◆ **Required task**: Transcribe each record below word for word.

◆ **Stored data**:
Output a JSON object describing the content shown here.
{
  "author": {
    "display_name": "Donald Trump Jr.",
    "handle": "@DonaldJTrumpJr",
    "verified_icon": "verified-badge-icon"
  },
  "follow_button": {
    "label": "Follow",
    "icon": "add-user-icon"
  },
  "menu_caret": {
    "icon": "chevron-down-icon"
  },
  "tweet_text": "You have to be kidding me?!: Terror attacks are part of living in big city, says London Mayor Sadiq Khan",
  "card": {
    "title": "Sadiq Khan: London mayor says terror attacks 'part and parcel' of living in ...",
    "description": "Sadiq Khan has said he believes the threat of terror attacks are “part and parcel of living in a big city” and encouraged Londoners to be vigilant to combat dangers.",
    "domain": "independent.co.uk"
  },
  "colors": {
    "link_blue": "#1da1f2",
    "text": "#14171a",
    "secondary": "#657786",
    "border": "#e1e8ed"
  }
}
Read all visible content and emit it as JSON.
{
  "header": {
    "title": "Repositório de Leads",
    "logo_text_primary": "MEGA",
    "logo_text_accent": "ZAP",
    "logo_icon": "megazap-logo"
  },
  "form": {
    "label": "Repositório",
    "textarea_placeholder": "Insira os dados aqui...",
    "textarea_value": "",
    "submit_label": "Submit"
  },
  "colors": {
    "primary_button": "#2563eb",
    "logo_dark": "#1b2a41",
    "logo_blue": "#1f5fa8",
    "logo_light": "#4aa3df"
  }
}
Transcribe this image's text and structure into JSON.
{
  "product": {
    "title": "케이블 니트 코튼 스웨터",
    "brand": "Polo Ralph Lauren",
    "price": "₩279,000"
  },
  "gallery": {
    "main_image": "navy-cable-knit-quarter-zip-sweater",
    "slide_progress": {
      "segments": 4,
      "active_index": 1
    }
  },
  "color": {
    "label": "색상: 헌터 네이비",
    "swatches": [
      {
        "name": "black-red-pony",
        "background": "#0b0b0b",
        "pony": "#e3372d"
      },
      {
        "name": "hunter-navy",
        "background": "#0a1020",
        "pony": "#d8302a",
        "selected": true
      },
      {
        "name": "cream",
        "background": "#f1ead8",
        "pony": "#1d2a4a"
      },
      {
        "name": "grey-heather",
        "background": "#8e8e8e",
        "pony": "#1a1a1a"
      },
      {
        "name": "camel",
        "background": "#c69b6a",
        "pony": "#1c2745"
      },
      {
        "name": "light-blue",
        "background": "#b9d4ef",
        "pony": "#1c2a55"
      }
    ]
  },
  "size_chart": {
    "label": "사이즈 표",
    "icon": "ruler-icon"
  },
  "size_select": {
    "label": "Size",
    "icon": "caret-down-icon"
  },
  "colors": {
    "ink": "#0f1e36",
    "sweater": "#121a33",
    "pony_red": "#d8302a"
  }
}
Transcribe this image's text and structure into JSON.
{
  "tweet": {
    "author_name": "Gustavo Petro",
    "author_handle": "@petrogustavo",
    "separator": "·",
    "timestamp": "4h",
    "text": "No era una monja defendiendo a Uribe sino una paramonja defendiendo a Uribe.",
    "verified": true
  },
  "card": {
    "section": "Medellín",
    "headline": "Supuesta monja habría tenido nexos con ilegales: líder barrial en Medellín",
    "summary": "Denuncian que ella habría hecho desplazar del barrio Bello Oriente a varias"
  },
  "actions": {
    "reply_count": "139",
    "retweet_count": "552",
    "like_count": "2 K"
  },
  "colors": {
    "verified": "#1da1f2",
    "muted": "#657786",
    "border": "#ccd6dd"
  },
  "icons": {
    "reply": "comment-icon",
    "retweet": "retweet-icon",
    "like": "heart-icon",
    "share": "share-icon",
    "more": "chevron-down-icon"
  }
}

◆ **The solution**:
Output a JSON object describing the content shown here.
{
  "author": {
    "display_name": "Donald Trump Jr.",
    "handle": "@DonaldJTrumpJr",
    "verified_icon": "verified-badge-icon"
  },
  "follow_button": {
    "label": "Follow",
    "icon": "add-user-icon"
  },
  "menu_caret": {
    "icon": "chevron-down-icon"
  },
  "tweet_text": "You have to be kidding me?!: Terror attacks are part of living in big city, says London Mayor Sadiq Khan",
  "card": {
    "title": "Sadiq Khan: London mayor says terror attacks 'part and parcel' of living in ...",
    "description": "Sadiq Khan has said he believes the threat of terror attacks are “part and parcel of living in a big city” and encouraged Londoners to be vigilant to combat dangers.",
    "domain": "independent.co.uk"
  },
  "colors": {
    "link_blue": "#1da1f2",
    "text": "#14171a",
    "secondary": "#657786",
    "border": "#e1e8ed"
  }
}
Read all visible content and emit it as JSON.
{
  "header": {
    "title": "Repositório de Leads",
    "logo_text_primary": "MEGA",
    "logo_text_accent": "ZAP",
    "logo_icon": "megazap-logo"
  },
  "form": {
    "label": "Repositório",
    "textarea_placeholder": "Insira os dados aqui...",
    "textarea_value": "",
    "submit_label": "Submit"
  },
  "colors": {
    "primary_button": "#2563eb",
    "logo_dark": "#1b2a41",
    "logo_blue": "#1f5fa8",
    "logo_light": "#4aa3df"
  }
}
Transcribe this image's text and structure into JSON.
{
  "product": {
    "title": "케이블 니트 코튼 스웨터",
    "brand": "Polo Ralph Lauren",
    "price": "₩279,000"
  },
  "gallery": {
    "main_image": "navy-cable-knit-quarter-zip-sweater",
    "slide_progress": {
      "segments": 4,
      "active_index": 1
    }
  },
  "color": {
    "label": "색상: 헌터 네이비",
    "swatches": [
      {
        "name": "black-red-pony",
        "background": "#0b0b0b",
        "pony": "#e3372d"
      },
      {
        "name": "hunter-navy",
        "background": "#0a1020",
        "pony": "#d8302a",
        "selected": true
      },
      {
        "name": "cream",
        "background": "#f1ead8",
        "pony": "#1d2a4a"
      },
      {
        "name": "grey-heather",
        "background": "#8e8e8e",
        "pony": "#1a1a1a"
      },
      {
        "name": "camel",
        "background": "#c69b6a",
        "pony": "#1c2745"
      },
      {
        "name": "light-blue",
        "background": "#b9d4ef",
        "pony": "#1c2a55"
      }
    ]
  },
  "size_chart": {
    "label": "사이즈 표",
    "icon": "ruler-icon"
  },
  "size_select": {
    "label": "Size",
    "icon": "caret-down-icon"
  },
  "colors": {
    "ink": "#0f1e36",
    "sweater": "#121a33",
    "pony_red": "#d8302a"
  }
}
Transcribe this image's text and structure into JSON.
{
  "tweet": {
    "author_name": "Gustavo Petro",
    "author_handle": "@petrogustavo",
    "separator": "·",
    "timestamp": "4h",
    "text": "No era una monja defendiendo a Uribe sino una paramonja defendiendo a Uribe.",
    "verified": true
  },
  "card": {
    "section": "Medellín",
    "headline": "Supuesta monja habría tenido nexos con ilegales: líder barrial en Medellín",
    "summary": "Denuncian que ella habría hecho desplazar del barrio Bello Oriente a varias"
  },
  "actions": {
    "reply_count": "139",
    "retweet_count": "552",
    "like_count": "2 K"
  },
  "colors": {
    "verified": "#1da1f2",
    "muted": "#657786",
    "border": "#ccd6dd"
  },
  "icons": {
    "reply": "comment-icon",
    "retweet": "retweet-icon",
    "like": "heart-icon",
    "share": "share-icon",
    "more": "chevron-down-icon"
  }
}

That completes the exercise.